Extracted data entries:
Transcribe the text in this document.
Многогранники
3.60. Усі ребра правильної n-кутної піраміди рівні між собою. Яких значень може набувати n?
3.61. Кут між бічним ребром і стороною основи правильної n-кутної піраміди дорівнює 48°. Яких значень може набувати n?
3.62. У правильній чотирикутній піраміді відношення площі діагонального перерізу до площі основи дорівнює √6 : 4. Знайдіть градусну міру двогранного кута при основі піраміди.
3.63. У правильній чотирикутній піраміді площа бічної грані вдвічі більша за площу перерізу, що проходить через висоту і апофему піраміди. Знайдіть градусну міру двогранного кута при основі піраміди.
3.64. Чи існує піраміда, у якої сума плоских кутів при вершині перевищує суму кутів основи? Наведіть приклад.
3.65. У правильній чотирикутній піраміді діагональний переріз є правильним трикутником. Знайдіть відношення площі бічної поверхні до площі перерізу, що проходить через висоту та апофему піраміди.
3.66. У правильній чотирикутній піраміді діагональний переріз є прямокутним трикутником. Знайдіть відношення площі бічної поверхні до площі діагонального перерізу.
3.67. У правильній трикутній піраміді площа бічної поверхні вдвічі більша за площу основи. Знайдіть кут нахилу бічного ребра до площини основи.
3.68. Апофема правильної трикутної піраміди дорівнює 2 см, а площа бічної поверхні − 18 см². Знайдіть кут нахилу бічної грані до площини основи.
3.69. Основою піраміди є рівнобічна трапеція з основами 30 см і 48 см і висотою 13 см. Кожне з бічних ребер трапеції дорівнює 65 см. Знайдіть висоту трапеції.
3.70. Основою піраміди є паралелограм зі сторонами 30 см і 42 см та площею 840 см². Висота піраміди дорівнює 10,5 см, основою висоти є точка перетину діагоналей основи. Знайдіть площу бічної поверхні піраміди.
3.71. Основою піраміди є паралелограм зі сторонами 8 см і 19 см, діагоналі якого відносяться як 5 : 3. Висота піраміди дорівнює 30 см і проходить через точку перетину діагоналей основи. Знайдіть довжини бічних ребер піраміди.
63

Exercise brief: Print back all the lines verbatim.

The response:
Transcribe the text in this document.
Многогранники
3.60. Усі ребра правильної n-кутної піраміди рівні між собою. Яких значень може набувати n?
3.61. Кут між бічним ребром і стороною основи правильної n-кутної піраміди дорівнює 48°. Яких значень може набувати n?
3.62. У правильній чотирикутній піраміді відношення площі діагонального перерізу до площі основи дорівнює √6 : 4. Знайдіть градусну міру двогранного кута при основі піраміди.
3.63. У правильній чотирикутній піраміді площа бічної грані вдвічі більша за площу перерізу, що проходить через висоту і апофему піраміди. Знайдіть градусну міру двогранного кута при основі піраміди.
3.64. Чи існує піраміда, у якої сума плоских кутів при вершині перевищує суму кутів основи? Наведіть приклад.
3.65. У правильній чотирикутній піраміді діагональний переріз є правильним трикутником. Знайдіть відношення площі бічної поверхні до площі перерізу, що проходить через висоту та апофему піраміди.
3.66. У правильній чотирикутній піраміді діагональний переріз є прямокутним трикутником. Знайдіть відношення площі бічної поверхні до площі діагонального перерізу.
3.67. У правильній трикутній піраміді площа бічної поверхні вдвічі більша за площу основи. Знайдіть кут нахилу бічного ребра до площини основи.
3.68. Апофема правильної трикутної піраміди дорівнює 2 см, а площа бічної поверхні − 18 см². Знайдіть кут нахилу бічної грані до площини основи.
3.69. Основою піраміди є рівнобічна трапеція з основами 30 см і 48 см і висотою 13 см. Кожне з бічних ребер трапеції дорівнює 65 см. Знайдіть висоту трапеції.
3.70. Основою піраміди є паралелограм зі сторонами 30 см і 42 см та площею 840 см². Висота піраміди дорівнює 10,5 см, основою висоти є точка перетину діагоналей основи. Знайдіть площу бічної поверхні піраміди.
3.71. Основою піраміди є паралелограм зі сторонами 8 см і 19 см, діагоналі якого відносяться як 5 : 3. Висота піраміди дорівнює 30 см і проходить через точку перетину діагоналей основи. Знайдіть довжини бічних ребер піраміди.
63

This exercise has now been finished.